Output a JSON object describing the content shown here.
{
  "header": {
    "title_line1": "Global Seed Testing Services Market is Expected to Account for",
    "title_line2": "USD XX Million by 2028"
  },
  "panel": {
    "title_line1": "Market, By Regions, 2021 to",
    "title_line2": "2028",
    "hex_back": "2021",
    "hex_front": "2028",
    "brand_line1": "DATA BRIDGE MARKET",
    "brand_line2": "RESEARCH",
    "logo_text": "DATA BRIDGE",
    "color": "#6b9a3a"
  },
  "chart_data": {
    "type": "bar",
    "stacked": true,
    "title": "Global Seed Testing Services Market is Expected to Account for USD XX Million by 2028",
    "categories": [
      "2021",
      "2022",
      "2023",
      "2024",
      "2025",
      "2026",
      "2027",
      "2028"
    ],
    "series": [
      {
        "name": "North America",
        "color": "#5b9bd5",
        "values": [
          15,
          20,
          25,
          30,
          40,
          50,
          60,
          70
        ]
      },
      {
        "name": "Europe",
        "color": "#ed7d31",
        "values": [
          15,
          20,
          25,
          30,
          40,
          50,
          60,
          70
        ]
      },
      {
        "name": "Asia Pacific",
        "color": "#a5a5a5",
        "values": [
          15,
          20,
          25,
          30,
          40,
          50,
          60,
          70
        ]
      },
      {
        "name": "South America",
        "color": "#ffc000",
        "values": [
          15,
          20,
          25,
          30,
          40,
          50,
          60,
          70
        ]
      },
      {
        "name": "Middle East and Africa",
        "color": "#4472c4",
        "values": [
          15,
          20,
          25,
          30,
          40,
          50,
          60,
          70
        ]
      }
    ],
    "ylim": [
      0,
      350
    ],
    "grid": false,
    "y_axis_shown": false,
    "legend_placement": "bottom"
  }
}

=-=-=-=-=

GIVEN TASK: Working from the material above, retype it in its entirety without change.

THE ANSWER:
Output a JSON object describing the content shown here.
{
  "header": {
    "title_line1": "Global Seed Testing Services Market is Expected to Account for",
    "title_line2": "USD XX Million by 2028"
  },
  "panel": {
    "title_line1": "Market, By Regions, 2021 to",
    "title_line2": "2028",
    "hex_back": "2021",
    "hex_front": "2028",
    "brand_line1": "DATA BRIDGE MARKET",
    "brand_line2": "RESEARCH",
    "logo_text": "DATA BRIDGE",
    "color": "#6b9a3a"
  },
  "chart_data": {
    "type": "bar",
    "stacked": true,
    "title": "Global Seed Testing Services Market is Expected to Account for USD XX Million by 2028",
    "categories": [
      "2021",
      "2022",
      "2023",
      "2024",
      "2025",
      "2026",
      "2027",
      "2028"
    ],
    "series": [
      {
        "name": "North America",
        "color": "#5b9bd5",
        "values": [
          15,
          20,
          25,
          30,
          40,
          50,
          60,
          70
        ]
      },
      {
        "name": "Europe",
        "color": "#ed7d31",
        "values": [
          15,
          20,
          25,
          30,
          40,
          50,
          60,
          70
        ]
      },
      {
        "name": "Asia Pacific",
        "color": "#a5a5a5",
        "values": [
          15,
          20,
          25,
          30,
          40,
          50,
          60,
          70
        ]
      },
      {
        "name": "South America",
        "color": "#ffc000",
        "values": [
          15,
          20,
          25,
          30,
          40,
          50,
          60,
          70
        ]
      },
      {
        "name": "Middle East and Africa",
        "color": "#4472c4",
        "values": [
          15,
          20,
          25,
          30,
          40,
          50,
          60,
          70
        ]
      }
    ],
    "ylim": [
      0,
      350
    ],
    "grid": false,
    "y_axis_shown": false,
    "legend_placement": "bottom"
  }
}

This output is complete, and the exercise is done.